--- Begin EXERCISE INPUTS ---

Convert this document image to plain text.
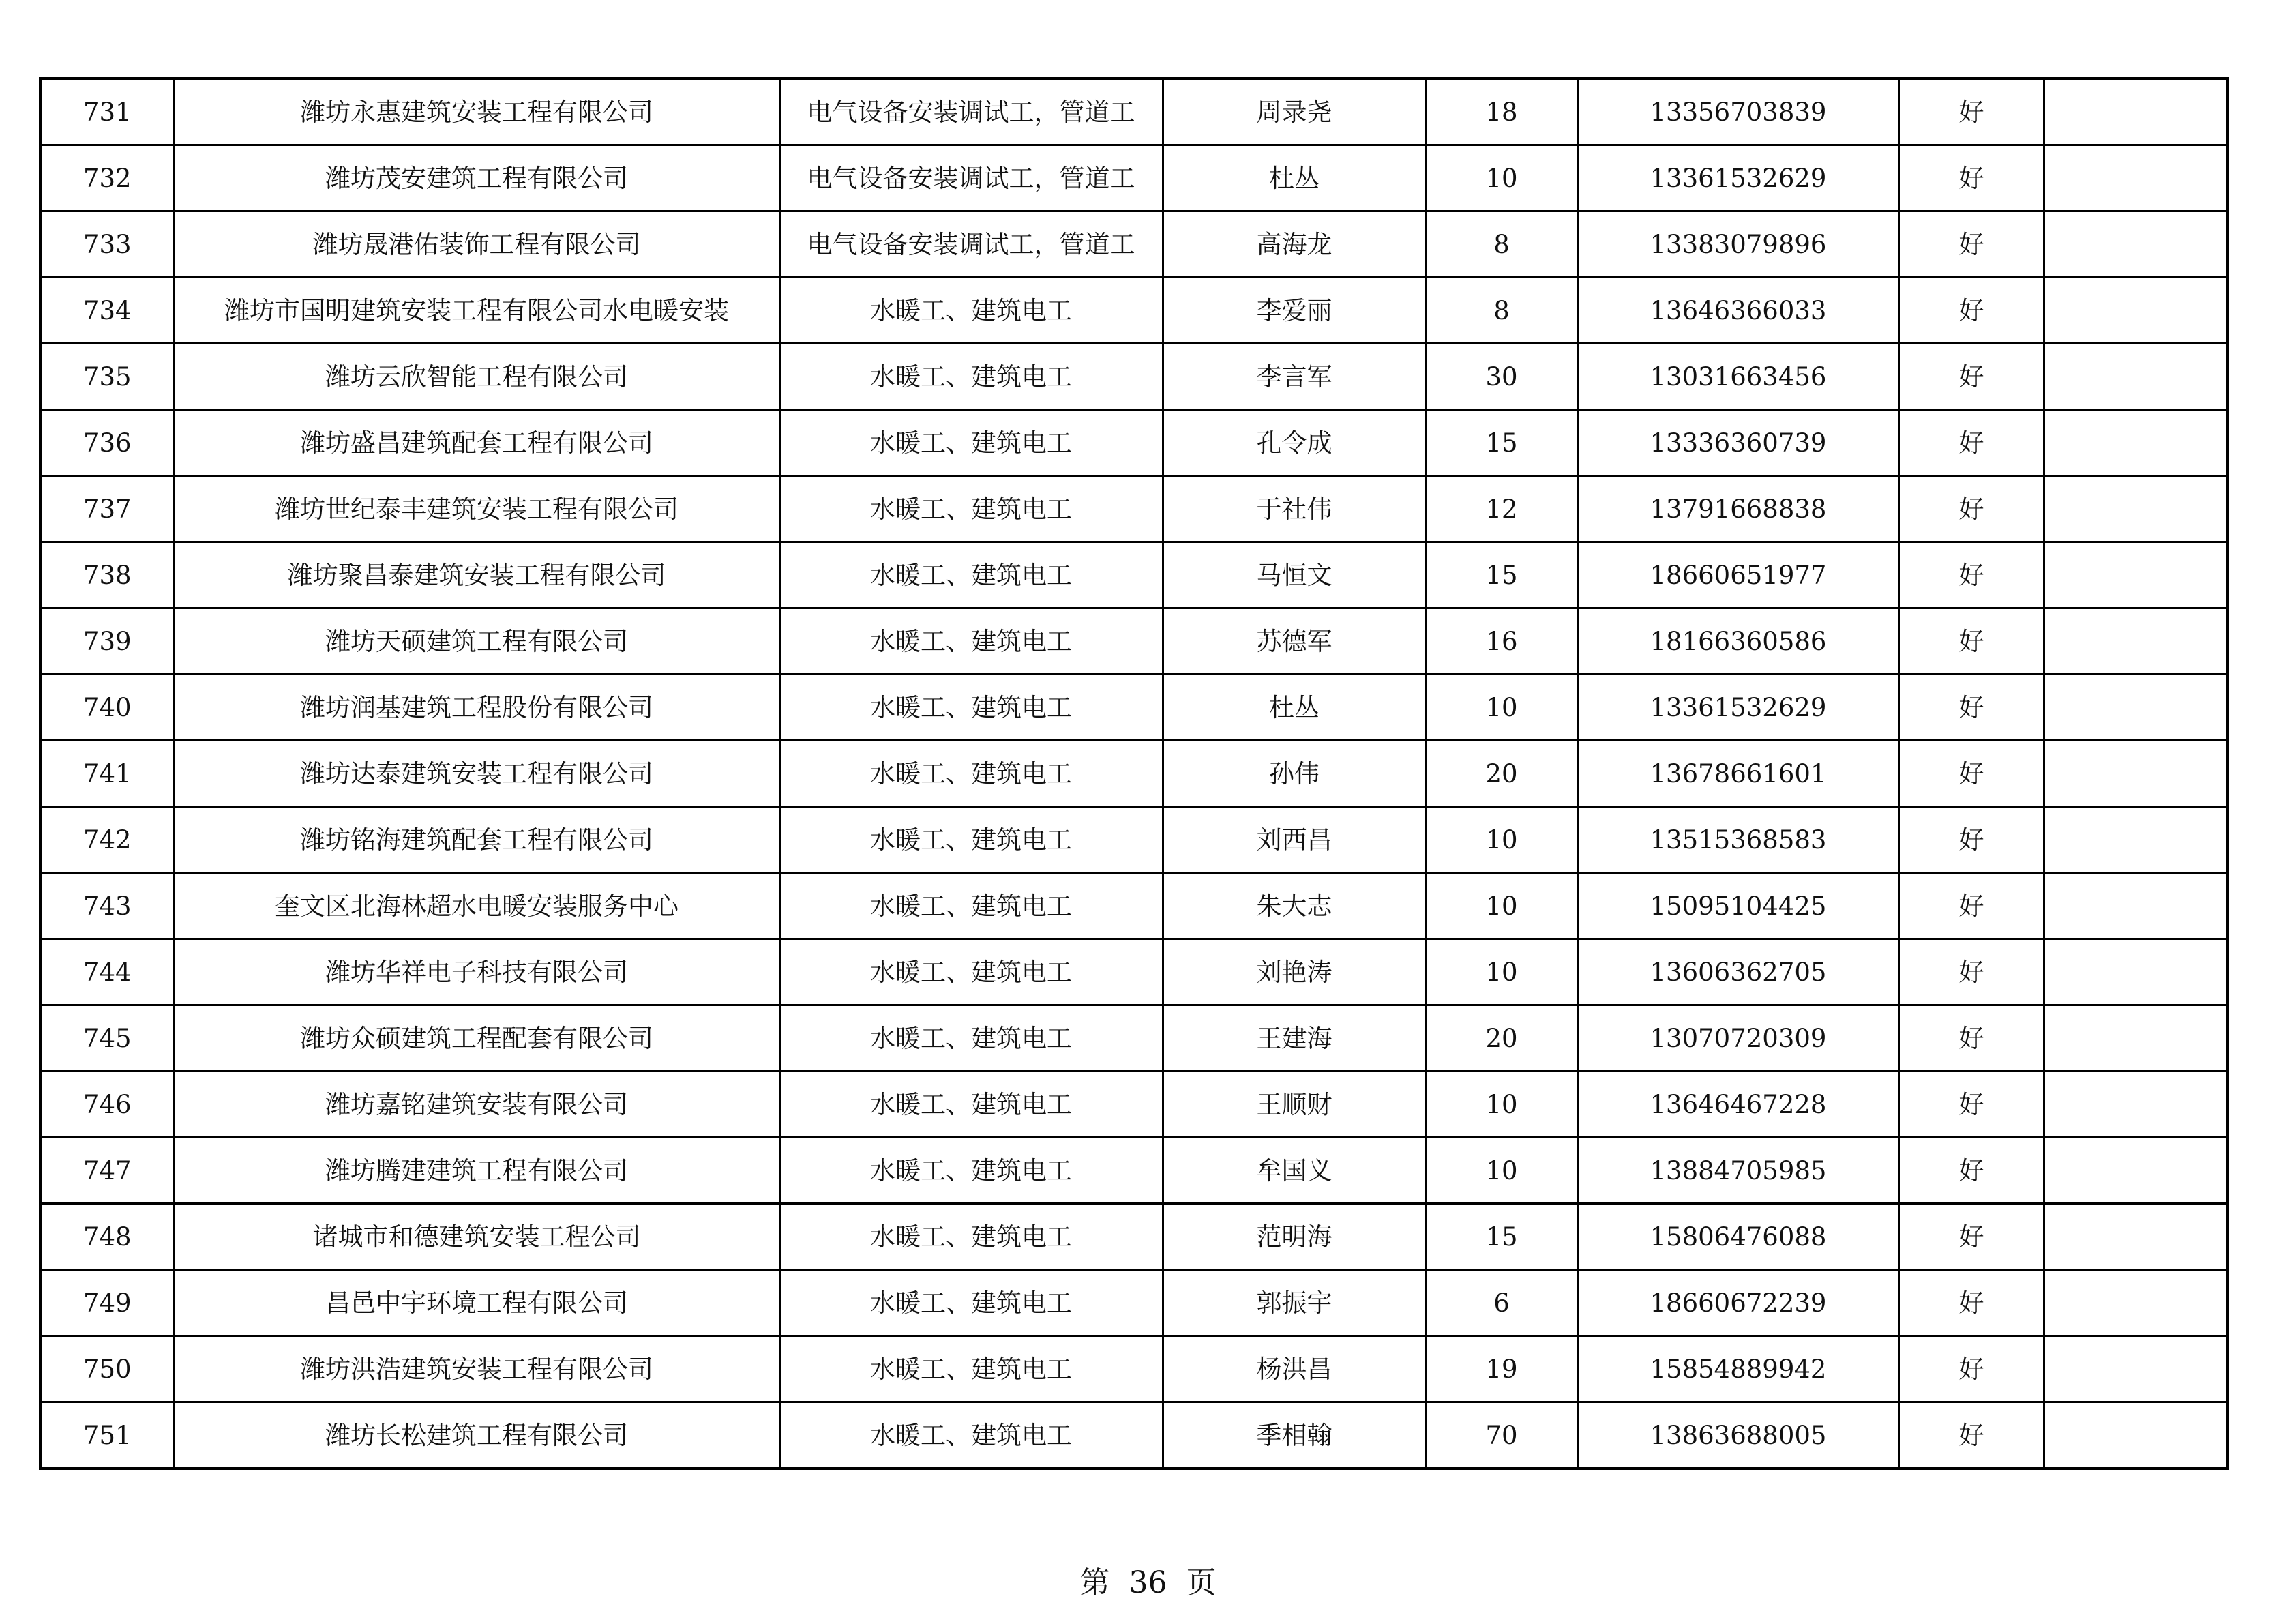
731	潍坊永惠建筑安装工程有限公司	电气设备安装调试工，管道工	周录尧	18	13356703839	好	
732	潍坊茂安建筑工程有限公司	电气设备安装调试工，管道工	杜丛	10	13361532629	好	
733	潍坊晟港佑装饰工程有限公司	电气设备安装调试工，管道工	高海龙	8	13383079896	好	
734	潍坊市国明建筑安装工程有限公司水电暖安装	水暖工、建筑电工	李爱丽	8	13646366033	好	
735	潍坊云欣智能工程有限公司	水暖工、建筑电工	李言军	30	13031663456	好	
736	潍坊盛昌建筑配套工程有限公司	水暖工、建筑电工	孔令成	15	13336360739	好	
737	潍坊世纪泰丰建筑安装工程有限公司	水暖工、建筑电工	于社伟	12	13791668838	好	
738	潍坊聚昌泰建筑安装工程有限公司	水暖工、建筑电工	马恒文	15	18660651977	好	
739	潍坊天硕建筑工程有限公司	水暖工、建筑电工	苏德军	16	18166360586	好	
740	潍坊润基建筑工程股份有限公司	水暖工、建筑电工	杜丛	10	13361532629	好	
741	潍坊达泰建筑安装工程有限公司	水暖工、建筑电工	孙伟	20	13678661601	好	
742	潍坊铭海建筑配套工程有限公司	水暖工、建筑电工	刘西昌	10	13515368583	好	
743	奎文区北海林超水电暖安装服务中心	水暖工、建筑电工	朱大志	10	15095104425	好	
744	潍坊华祥电子科技有限公司	水暖工、建筑电工	刘艳涛	10	13606362705	好	
745	潍坊众硕建筑工程配套有限公司	水暖工、建筑电工	王建海	20	13070720309	好	
746	潍坊嘉铭建筑安装有限公司	水暖工、建筑电工	王顺财	10	13646467228	好	
747	潍坊腾建建筑工程有限公司	水暖工、建筑电工	牟国义	10	13884705985	好	
748	诸城市和德建筑安装工程公司	水暖工、建筑电工	范明海	15	15806476088	好	
749	昌邑中宇环境工程有限公司	水暖工、建筑电工	郭振宇	6	18660672239	好	
750	潍坊洪浩建筑安装工程有限公司	水暖工、建筑电工	杨洪昌	19	15854889942	好	
751	潍坊长松建筑工程有限公司	水暖工、建筑电工	季相翰	70	13863688005	好	
第 36 页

--- End EXERCISE INPUTS ---

**PROBLEM DESCRIPTION:**
Copy the records above exactly. The pictures are not part of the copy.

**TASK ANSWER:**
Convert this document image to plain text.
731	潍坊永惠建筑安装工程有限公司	电气设备安装调试工，管道工	周录尧	18	13356703839	好	
732	潍坊茂安建筑工程有限公司	电气设备安装调试工，管道工	杜丛	10	13361532629	好	
733	潍坊晟港佑装饰工程有限公司	电气设备安装调试工，管道工	高海龙	8	13383079896	好	
734	潍坊市国明建筑安装工程有限公司水电暖安装	水暖工、建筑电工	李爱丽	8	13646366033	好	
735	潍坊云欣智能工程有限公司	水暖工、建筑电工	李言军	30	13031663456	好	
736	潍坊盛昌建筑配套工程有限公司	水暖工、建筑电工	孔令成	15	13336360739	好	
737	潍坊世纪泰丰建筑安装工程有限公司	水暖工、建筑电工	于社伟	12	13791668838	好	
738	潍坊聚昌泰建筑安装工程有限公司	水暖工、建筑电工	马恒文	15	18660651977	好	
739	潍坊天硕建筑工程有限公司	水暖工、建筑电工	苏德军	16	18166360586	好	
740	潍坊润基建筑工程股份有限公司	水暖工、建筑电工	杜丛	10	13361532629	好	
741	潍坊达泰建筑安装工程有限公司	水暖工、建筑电工	孙伟	20	13678661601	好	
742	潍坊铭海建筑配套工程有限公司	水暖工、建筑电工	刘西昌	10	13515368583	好	
743	奎文区北海林超水电暖安装服务中心	水暖工、建筑电工	朱大志	10	15095104425	好	
744	潍坊华祥电子科技有限公司	水暖工、建筑电工	刘艳涛	10	13606362705	好	
745	潍坊众硕建筑工程配套有限公司	水暖工、建筑电工	王建海	20	13070720309	好	
746	潍坊嘉铭建筑安装有限公司	水暖工、建筑电工	王顺财	10	13646467228	好	
747	潍坊腾建建筑工程有限公司	水暖工、建筑电工	牟国义	10	13884705985	好	
748	诸城市和德建筑安装工程公司	水暖工、建筑电工	范明海	15	15806476088	好	
749	昌邑中宇环境工程有限公司	水暖工、建筑电工	郭振宇	6	18660672239	好	
750	潍坊洪浩建筑安装工程有限公司	水暖工、建筑电工	杨洪昌	19	15854889942	好	
751	潍坊长松建筑工程有限公司	水暖工、建筑电工	季相翰	70	13863688005	好	
第 36 页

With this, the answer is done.